▶ Goal of the exercise: Locate the lines of the listing below that hold "lábán", then copy each of them.

- - - - - - -

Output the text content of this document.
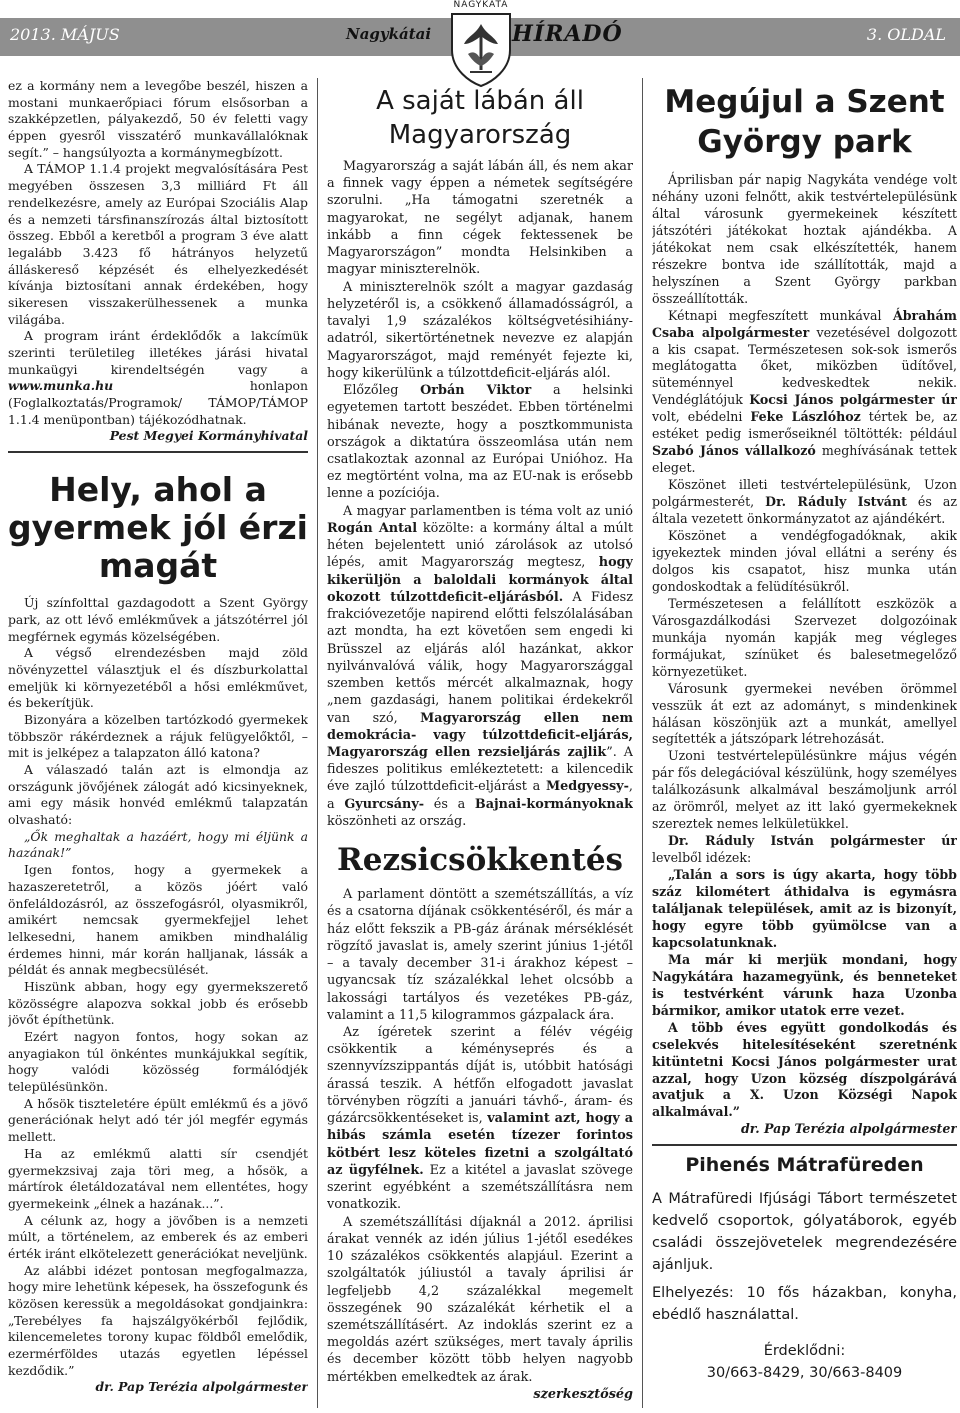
2013. MÁJUS	Nagykátai	HÍRADÓ	3. OLDAL
NAGYKÁTA

ez a kormány nem a levegőbe beszél, hiszen a mostani munkaerőpiaci fórum elsősorban a szakképzetlen, pályakezdő, 50 év feletti vagy éppen gyesről visszatérő munkavállalóknak segít.” – hangsúlyozta a kormánymegbízott.

A TÁMOP 1.1.4 projekt megvalósítására Pest megyében összesen 3,3 milliárd Ft áll rendelkezésre, amely az Európai Szociális Alap és a nemzeti társfinanszírozás által biztosított összeg. Ebből a keretből a program 3 éve alatt legalább 3.423 fő hátrányos helyzetű álláskereső képzését és elhelyezkedését kívánja biztosítani annak érdekében, hogy sikeresen visszakerülhessenek a munka világába.

A program iránt érdeklődők a lakcímük szerinti területileg illetékes járási hivatal munkaügyi kirendeltségén vagy a www.munka.hu honlapon (Foglalkoztatás/Programok/ TÁMOP/TÁMOP 1.1.4 menüpontban) tájékozódhatnak.

Pest Megyei Kormányhivatal

Hely, ahol a gyermek jól érzi magát

Új színfolttal gazdagodott a Szent György park, az ott lévő emlékművek a játszótérrel jól megférnek egymás közelségében.

A végső elrendezésben majd zöld növényzettel választjuk el és díszburkolattal emeljük ki környezetéből a hősi emlékművet, és bekerítjük.

Bizonyára a közelben tartózkodó gyermekek többször rákérdeznek a rájuk felügyelőktől, – mit is jelképez a talapzaton álló katona?

A válaszadó talán azt is elmondja az országunk jövőjének zálogát adó kicsinyeknek, ami egy másik honvéd emlékmű talapzatán olvasható:

„Ők meghaltak a hazáért, hogy mi éljünk a hazának!”

Igen fontos, hogy a gyermekek a hazaszeretetről, a közös jóért való önfeláldozásról, az összefogásról, olyasmikről, amikért nemcsak gyermekfejjel lehet lelkesedni, hanem amikben mindhalálig érdemes hinni, már korán halljanak, lássák a példát és annak megbecsülését.

Hiszünk abban, hogy egy gyermekszerető közösségre alapozva sokkal jobb és erősebb jövőt építhetünk.

Ezért nagyon fontos, hogy sokan az anyagiakon túl önkéntes munkájukkal segítik, hogy valódi közösség formálódjék településünkön.

A hősök tiszteletére épült emlékmű és a jövő generációnak helyt adó tér jól megfér egymás mellett.

Ha az emlékmű alatti sír csendjét gyermekzsivaj zaja töri meg, a hősök, a mártírok életáldozatával nem ellentétes, hogy gyermekeink „élnek a hazának...”.

A célunk az, hogy a jövőben is a nemzeti múlt, a történelem, az emberek és az emberi érték iránt elkötelezett generációkat neveljünk.

Az alábbi idézet pontosan megfogalmazza, hogy mire lehetünk képesek, ha összefogunk és közösen keressük a megoldásokat gondjainkra: „Terebélyes fa hajszálgyökérből fejlődik, kilencemeletes torony kupac földből emelődik, ezermérföldes utazás egyetlen lépéssel kezdődik.”

dr. Pap Terézia alpolgármester

A saját lábán áll Magyarország

Magyarország a saját lábán áll, és nem akar a finnek vagy éppen a németek segítségére szorulni. „Ha támogatni szeretnék a magyarokat, ne segélyt adjanak, hanem inkább a finn cégek fektessenek be Magyarországon” mondta Helsinkiben a magyar miniszterelnök.

A miniszterelnök szólt a magyar gazdaság helyzetéről is, a csökkenő államadósságról, a tavalyi 1,9 százalékos költségvetésihiány-adatról, sikertörténetnek nevezve ez alapján Magyarországot, majd reményét fejezte ki, hogy kikerülünk a túlzottdeficit-eljárás alól.

Előzőleg Orbán Viktor a helsinki egyetemen tartott beszédet. Ebben történelmi hibának nevezte, hogy a posztkommunista országok a diktatúra összeomlása után nem csatlakoztak azonnal az Európai Unióhoz. Ha ez megtörtént volna, ma az EU-nak is erősebb lenne a pozíciója.

A magyar parlamentben is téma volt az unió Rogán Antal közölte: a kormány által a múlt héten bejelentett unió zárolások az utolsó lépés, amit Magyarország megtesz, hogy kikerüljön a baloldali kormányok által okozott túlzottdeficit-eljárásból. A Fidesz frakcióvezetője napirend előtti felszólalásában azt mondta, ha ezt követően sem engedi ki Brüsszel az eljárás alól hazánkat, akkor nyilvánvalóvá válik, hogy Magyarországgal szemben kettős mércét alkalmaznak, hogy „nem gazdasági, hanem politikai érdekekről van szó, Magyarország ellen nem demokrácia- vagy túlzottdeficit-eljárás, Magyarország ellen rezsieljárás zajlik”. A fideszes politikus emlékeztetett: a kilencedik éve zajló túlzottdeficit-eljárást a Medgyessy-, a Gyurcsány- és a Bajnai-kormányoknak köszönheti az ország.

Rezsicsökkentés

A parlament döntött a szemétszállítás, a víz és a csatorna díjának csökkentéséről, és már a ház előtt fekszik a PB-gáz árának mérséklését rögzítő javaslat is, amely szerint június 1-jétől – a tavaly december 31-i árakhoz képest – ugyancsak tíz százalékkal lehet olcsóbb a lakossági tartályos és vezetékes PB-gáz, valamint a 11,5 kilogrammos gázpalack ára.

Az ígéretek szerint a félév végéig csökkentik a kéményseprés és a szennyvízszippantás díját is, utóbbit hatósági árassá teszik. A hétfőn elfogadott javaslat törvényben rögzíti a januári távhő-, áram- és gázárcsökkentéseket is, valamint azt, hogy a hibás számla esetén tízezer forintos kötbért lesz köteles fizetni a szolgáltató az ügyfélnek. Ez a kitétel a javaslat szövege szerint egyébként a szemétszállításra nem vonatkozik.

A szemétszállítási díjaknál a 2012. áprilisi árakat vennék az idén július 1-jétől esedékes 10 százalékos csökkentés alapjául. Ezerint a szolgáltatók júliustól a tavaly áprilisi ár legfeljebb 4,2 százalékkal megemelt összegének 90 százalékát kérhetik el a szemétszállításért. Az indoklás szerint ez a megoldás azért szükséges, mert tavaly április és december között több helyen nagyobb mértékben emelkedtek az árak.

szerkesztőség

Megújul a Szent György park

Áprilisban pár napig Nagykáta vendége volt néhány uzoni felnőtt, akik testvértelepülésünk által városunk gyermekeinek készített játszótéri játékokat hoztak ajándékba. A játékokat nem csak elkészítették, hanem részekre bontva ide szállították, majd a helyszínen a Szent György parkban összeállították.

Kétnapi megfeszített munkával Ábrahám Csaba alpolgármester vezetésével dolgozott a kis csapat. Természetesen sok-sok ismerős meglátogatta őket, miközben üdítővel, süteménnyel kedveskedtek nekik. Vendéglátójuk Kocsi János polgármester úr volt, ebédelni Feke Lászlóhoz tértek be, az estéket pedig ismerőseiknél töltötték: például Szabó János vállalkozó meghívásának tettek eleget.

Köszönet illeti testvértelepülésünk, Uzon polgármesterét, Dr. Ráduly Istvánt és az általa vezetett önkormányzatot az ajándékért.

Köszönet a vendégfogadóknak, akik igyekeztek minden jóval ellátni a serény és dolgos kis csapatot, hisz munka után gondoskodtak a felüdítésükről.

Természetesen a felállított eszközök a Városgazdálkodási Szervezet dolgozóinak munkája nyomán kapják meg végleges formájukat, színüket és balesetmegelőző környezetüket.

Városunk gyermekei nevében örömmel vesszük át ezt az adományt, s mindenkinek hálásan köszönjük azt a munkát, amellyel segítették a játszópark létrehozását.

Uzoni testvértelepülésünkre május végén pár fős delegációval készülünk, hogy személyes találkozásunk alkalmával beszámoljunk arról az örömről, melyet az itt lakó gyermekeknek szereztek nemes lelkületükkel.

Dr. Ráduly István polgármester úr levelből idézek:

„Talán a sors is úgy akarta, hogy több száz kilométert áthidalva is egymásra találjanak települések, amit az is bizonyít, hogy egyre több gyümölcse van a kapcsolatunknak.

Ma már ki merjük mondani, hogy Nagykátára hazamegyünk, és benneteket is testvérként várunk haza Uzonba bármikor, amikor utatok erre vezet.

A több éves együtt gondolkodás és cselekvés hitelesítéseként szeretnénk kitüntetni Kocsi János polgármester urat azzal, hogy Uzon község díszpolgárává avatjuk a X. Uzon Községi Napok alkalmával.”

dr. Pap Terézia alpolgármester

Pihenés Mátrafüreden

A Mátrafüredi Ifjúsági Tábort természetet kedvelő csoportok, gólyatáborok, egyéb családi összejövetelek megrendezésére ajánljuk.

Elhelyezés: 10 fős házakban, konyha, ebédlő használattal.

Érdeklődni:

30/663-8429, 30/663-8409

- - - - - - -

▶ Problem solution:
A saját lábán áll Magyarország
Magyarország a saját lábán áll, és nem akar a finnek vagy éppen a németek segítségére szorulni. „Ha támogatni szeretnék a magyarokat, ne segélyt adjanak, hanem inkább a finn cégek fektessenek be Magyarországon” mondta Helsinkiben a magyar miniszterelnök.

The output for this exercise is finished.